╭─ Records for the exercise

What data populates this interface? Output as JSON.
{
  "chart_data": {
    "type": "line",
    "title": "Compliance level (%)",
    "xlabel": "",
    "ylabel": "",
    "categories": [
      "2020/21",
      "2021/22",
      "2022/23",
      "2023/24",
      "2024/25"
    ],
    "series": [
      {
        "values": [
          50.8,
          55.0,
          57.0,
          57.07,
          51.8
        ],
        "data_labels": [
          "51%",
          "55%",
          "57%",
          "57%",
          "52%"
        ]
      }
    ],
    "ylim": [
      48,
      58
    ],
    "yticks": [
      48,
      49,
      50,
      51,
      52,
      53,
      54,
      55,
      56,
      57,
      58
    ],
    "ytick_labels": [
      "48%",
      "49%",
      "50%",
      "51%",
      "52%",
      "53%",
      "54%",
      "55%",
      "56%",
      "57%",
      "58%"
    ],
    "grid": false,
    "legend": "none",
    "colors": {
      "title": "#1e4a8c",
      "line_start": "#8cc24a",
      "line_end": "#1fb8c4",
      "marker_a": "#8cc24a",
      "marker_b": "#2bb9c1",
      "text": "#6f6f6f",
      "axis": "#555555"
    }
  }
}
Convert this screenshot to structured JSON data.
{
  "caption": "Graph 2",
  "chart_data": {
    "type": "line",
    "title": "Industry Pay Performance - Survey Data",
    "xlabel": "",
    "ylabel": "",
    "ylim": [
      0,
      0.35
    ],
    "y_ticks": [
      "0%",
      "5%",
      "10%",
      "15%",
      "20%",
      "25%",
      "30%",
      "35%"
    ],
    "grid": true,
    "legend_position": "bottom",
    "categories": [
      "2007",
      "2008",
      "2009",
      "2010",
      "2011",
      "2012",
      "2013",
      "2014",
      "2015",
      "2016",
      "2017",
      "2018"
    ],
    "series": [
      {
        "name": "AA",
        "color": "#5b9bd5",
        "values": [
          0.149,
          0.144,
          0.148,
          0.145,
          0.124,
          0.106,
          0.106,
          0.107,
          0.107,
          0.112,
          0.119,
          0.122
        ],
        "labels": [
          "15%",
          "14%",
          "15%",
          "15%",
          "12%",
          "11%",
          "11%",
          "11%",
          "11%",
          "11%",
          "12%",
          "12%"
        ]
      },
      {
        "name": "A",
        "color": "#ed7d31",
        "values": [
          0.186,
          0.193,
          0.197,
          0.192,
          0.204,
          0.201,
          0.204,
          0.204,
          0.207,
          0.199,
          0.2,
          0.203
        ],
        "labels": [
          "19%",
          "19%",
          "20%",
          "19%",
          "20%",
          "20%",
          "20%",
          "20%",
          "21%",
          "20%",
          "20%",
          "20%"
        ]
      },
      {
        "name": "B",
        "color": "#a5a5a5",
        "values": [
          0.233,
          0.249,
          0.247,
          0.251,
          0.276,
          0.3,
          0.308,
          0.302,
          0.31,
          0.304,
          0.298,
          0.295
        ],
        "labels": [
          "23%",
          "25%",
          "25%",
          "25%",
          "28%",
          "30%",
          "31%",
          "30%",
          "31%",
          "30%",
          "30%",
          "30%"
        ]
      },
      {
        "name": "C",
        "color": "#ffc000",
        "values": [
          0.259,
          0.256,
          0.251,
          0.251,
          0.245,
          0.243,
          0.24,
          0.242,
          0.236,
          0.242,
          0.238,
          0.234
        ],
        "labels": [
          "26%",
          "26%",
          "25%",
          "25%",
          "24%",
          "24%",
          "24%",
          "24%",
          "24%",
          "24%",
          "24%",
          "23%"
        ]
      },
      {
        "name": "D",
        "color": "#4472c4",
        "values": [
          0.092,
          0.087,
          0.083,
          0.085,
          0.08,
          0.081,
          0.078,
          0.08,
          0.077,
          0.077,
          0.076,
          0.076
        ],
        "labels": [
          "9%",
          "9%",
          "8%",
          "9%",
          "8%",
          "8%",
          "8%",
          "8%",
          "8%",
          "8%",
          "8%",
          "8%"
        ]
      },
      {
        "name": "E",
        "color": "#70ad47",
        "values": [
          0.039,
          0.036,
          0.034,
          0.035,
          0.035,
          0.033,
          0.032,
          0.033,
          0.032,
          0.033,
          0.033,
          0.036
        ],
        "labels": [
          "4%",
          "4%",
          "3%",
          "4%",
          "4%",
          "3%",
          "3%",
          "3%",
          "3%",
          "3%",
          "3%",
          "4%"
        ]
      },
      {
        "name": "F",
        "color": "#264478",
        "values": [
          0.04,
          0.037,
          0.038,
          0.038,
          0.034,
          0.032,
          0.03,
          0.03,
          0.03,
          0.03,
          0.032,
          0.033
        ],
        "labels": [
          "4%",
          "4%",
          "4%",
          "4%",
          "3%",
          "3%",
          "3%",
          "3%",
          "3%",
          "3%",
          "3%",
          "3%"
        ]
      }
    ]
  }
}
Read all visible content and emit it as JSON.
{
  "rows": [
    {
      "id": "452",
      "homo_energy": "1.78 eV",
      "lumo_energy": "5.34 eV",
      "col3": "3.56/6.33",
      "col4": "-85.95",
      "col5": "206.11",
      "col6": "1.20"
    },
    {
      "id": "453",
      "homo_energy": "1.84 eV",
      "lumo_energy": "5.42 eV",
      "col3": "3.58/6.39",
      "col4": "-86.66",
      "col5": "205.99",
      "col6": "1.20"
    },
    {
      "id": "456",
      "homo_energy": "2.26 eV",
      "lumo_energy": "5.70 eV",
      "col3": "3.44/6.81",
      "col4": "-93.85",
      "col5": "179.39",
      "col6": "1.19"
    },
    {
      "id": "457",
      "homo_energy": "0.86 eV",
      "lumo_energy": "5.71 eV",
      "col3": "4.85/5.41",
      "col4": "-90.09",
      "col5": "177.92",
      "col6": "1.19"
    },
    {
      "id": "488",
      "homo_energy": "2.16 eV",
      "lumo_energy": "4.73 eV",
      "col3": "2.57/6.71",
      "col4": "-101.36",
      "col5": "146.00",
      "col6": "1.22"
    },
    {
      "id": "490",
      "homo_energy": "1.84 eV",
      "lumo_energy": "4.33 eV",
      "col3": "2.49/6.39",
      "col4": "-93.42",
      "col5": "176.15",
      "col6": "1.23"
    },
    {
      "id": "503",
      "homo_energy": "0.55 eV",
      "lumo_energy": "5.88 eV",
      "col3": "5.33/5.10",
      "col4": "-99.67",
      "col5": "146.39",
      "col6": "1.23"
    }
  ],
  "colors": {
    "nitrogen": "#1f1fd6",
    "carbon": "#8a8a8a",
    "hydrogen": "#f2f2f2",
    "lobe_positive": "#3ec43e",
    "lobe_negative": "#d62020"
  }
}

╰─

* **What you will do**
Your task is to repeat each line of the material exactly.

* **Solution to the problem**
What data populates this interface? Output as JSON.
{
  "chart_data": {
    "type": "line",
    "title": "Compliance level (%)",
    "xlabel": "",
    "ylabel": "",
    "categories": [
      "2020/21",
      "2021/22",
      "2022/23",
      "2023/24",
      "2024/25"
    ],
    "series": [
      {
        "values": [
          50.8,
          55.0,
          57.0,
          57.07,
          51.8
        ],
        "data_labels": [
          "51%",
          "55%",
          "57%",
          "57%",
          "52%"
        ]
      }
    ],
    "ylim": [
      48,
      58
    ],
    "yticks": [
      48,
      49,
      50,
      51,
      52,
      53,
      54,
      55,
      56,
      57,
      58
    ],
    "ytick_labels": [
      "48%",
      "49%",
      "50%",
      "51%",
      "52%",
      "53%",
      "54%",
      "55%",
      "56%",
      "57%",
      "58%"
    ],
    "grid": false,
    "legend": "none",
    "colors": {
      "title": "#1e4a8c",
      "line_start": "#8cc24a",
      "line_end": "#1fb8c4",
      "marker_a": "#8cc24a",
      "marker_b": "#2bb9c1",
      "text": "#6f6f6f",
      "axis": "#555555"
    }
  }
}
Convert this screenshot to structured JSON data.
{
  "caption": "Graph 2",
  "chart_data": {
    "type": "line",
    "title": "Industry Pay Performance - Survey Data",
    "xlabel": "",
    "ylabel": "",
    "ylim": [
      0,
      0.35
    ],
    "y_ticks": [
      "0%",
      "5%",
      "10%",
      "15%",
      "20%",
      "25%",
      "30%",
      "35%"
    ],
    "grid": true,
    "legend_position": "bottom",
    "categories": [
      "2007",
      "2008",
      "2009",
      "2010",
      "2011",
      "2012",
      "2013",
      "2014",
      "2015",
      "2016",
      "2017",
      "2018"
    ],
    "series": [
      {
        "name": "AA",
        "color": "#5b9bd5",
        "values": [
          0.149,
          0.144,
          0.148,
          0.145,
          0.124,
          0.106,
          0.106,
          0.107,
          0.107,
          0.112,
          0.119,
          0.122
        ],
        "labels": [
          "15%",
          "14%",
          "15%",
          "15%",
          "12%",
          "11%",
          "11%",
          "11%",
          "11%",
          "11%",
          "12%",
          "12%"
        ]
      },
      {
        "name": "A",
        "color": "#ed7d31",
        "values": [
          0.186,
          0.193,
          0.197,
          0.192,
          0.204,
          0.201,
          0.204,
          0.204,
          0.207,
          0.199,
          0.2,
          0.203
        ],
        "labels": [
          "19%",
          "19%",
          "20%",
          "19%",
          "20%",
          "20%",
          "20%",
          "20%",
          "21%",
          "20%",
          "20%",
          "20%"
        ]
      },
      {
        "name": "B",
        "color": "#a5a5a5",
        "values": [
          0.233,
          0.249,
          0.247,
          0.251,
          0.276,
          0.3,
          0.308,
          0.302,
          0.31,
          0.304,
          0.298,
          0.295
        ],
        "labels": [
          "23%",
          "25%",
          "25%",
          "25%",
          "28%",
          "30%",
          "31%",
          "30%",
          "31%",
          "30%",
          "30%",
          "30%"
        ]
      },
      {
        "name": "C",
        "color": "#ffc000",
        "values": [
          0.259,
          0.256,
          0.251,
          0.251,
          0.245,
          0.243,
          0.24,
          0.242,
          0.236,
          0.242,
          0.238,
          0.234
        ],
        "labels": [
          "26%",
          "26%",
          "25%",
          "25%",
          "24%",
          "24%",
          "24%",
          "24%",
          "24%",
          "24%",
          "24%",
          "23%"
        ]
      },
      {
        "name": "D",
        "color": "#4472c4",
        "values": [
          0.092,
          0.087,
          0.083,
          0.085,
          0.08,
          0.081,
          0.078,
          0.08,
          0.077,
          0.077,
          0.076,
          0.076
        ],
        "labels": [
          "9%",
          "9%",
          "8%",
          "9%",
          "8%",
          "8%",
          "8%",
          "8%",
          "8%",
          "8%",
          "8%",
          "8%"
        ]
      },
      {
        "name": "E",
        "color": "#70ad47",
        "values": [
          0.039,
          0.036,
          0.034,
          0.035,
          0.035,
          0.033,
          0.032,
          0.033,
          0.032,
          0.033,
          0.033,
          0.036
        ],
        "labels": [
          "4%",
          "4%",
          "3%",
          "4%",
          "4%",
          "3%",
          "3%",
          "3%",
          "3%",
          "3%",
          "3%",
          "4%"
        ]
      },
      {
        "name": "F",
        "color": "#264478",
        "values": [
          0.04,
          0.037,
          0.038,
          0.038,
          0.034,
          0.032,
          0.03,
          0.03,
          0.03,
          0.03,
          0.032,
          0.033
        ],
        "labels": [
          "4%",
          "4%",
          "4%",
          "4%",
          "3%",
          "3%",
          "3%",
          "3%",
          "3%",
          "3%",
          "3%",
          "3%"
        ]
      }
    ]
  }
}
Read all visible content and emit it as JSON.
{
  "rows": [
    {
      "id": "452",
      "homo_energy": "1.78 eV",
      "lumo_energy": "5.34 eV",
      "col3": "3.56/6.33",
      "col4": "-85.95",
      "col5": "206.11",
      "col6": "1.20"
    },
    {
      "id": "453",
      "homo_energy": "1.84 eV",
      "lumo_energy": "5.42 eV",
      "col3": "3.58/6.39",
      "col4": "-86.66",
      "col5": "205.99",
      "col6": "1.20"
    },
    {
      "id": "456",
      "homo_energy": "2.26 eV",
      "lumo_energy": "5.70 eV",
      "col3": "3.44/6.81",
      "col4": "-93.85",
      "col5": "179.39",
      "col6": "1.19"
    },
    {
      "id": "457",
      "homo_energy": "0.86 eV",
      "lumo_energy": "5.71 eV",
      "col3": "4.85/5.41",
      "col4": "-90.09",
      "col5": "177.92",
      "col6": "1.19"
    },
    {
      "id": "488",
      "homo_energy": "2.16 eV",
      "lumo_energy": "4.73 eV",
      "col3": "2.57/6.71",
      "col4": "-101.36",
      "col5": "146.00",
      "col6": "1.22"
    },
    {
      "id": "490",
      "homo_energy": "1.84 eV",
      "lumo_energy": "4.33 eV",
      "col3": "2.49/6.39",
      "col4": "-93.42",
      "col5": "176.15",
      "col6": "1.23"
    },
    {
      "id": "503",
      "homo_energy": "0.55 eV",
      "lumo_energy": "5.88 eV",
      "col3": "5.33/5.10",
      "col4": "-99.67",
      "col5": "146.39",
      "col6": "1.23"
    }
  ],
  "colors": {
    "nitrogen": "#1f1fd6",
    "carbon": "#8a8a8a",
    "hydrogen": "#f2f2f2",
    "lobe_positive": "#3ec43e",
    "lobe_negative": "#d62020"
  }
}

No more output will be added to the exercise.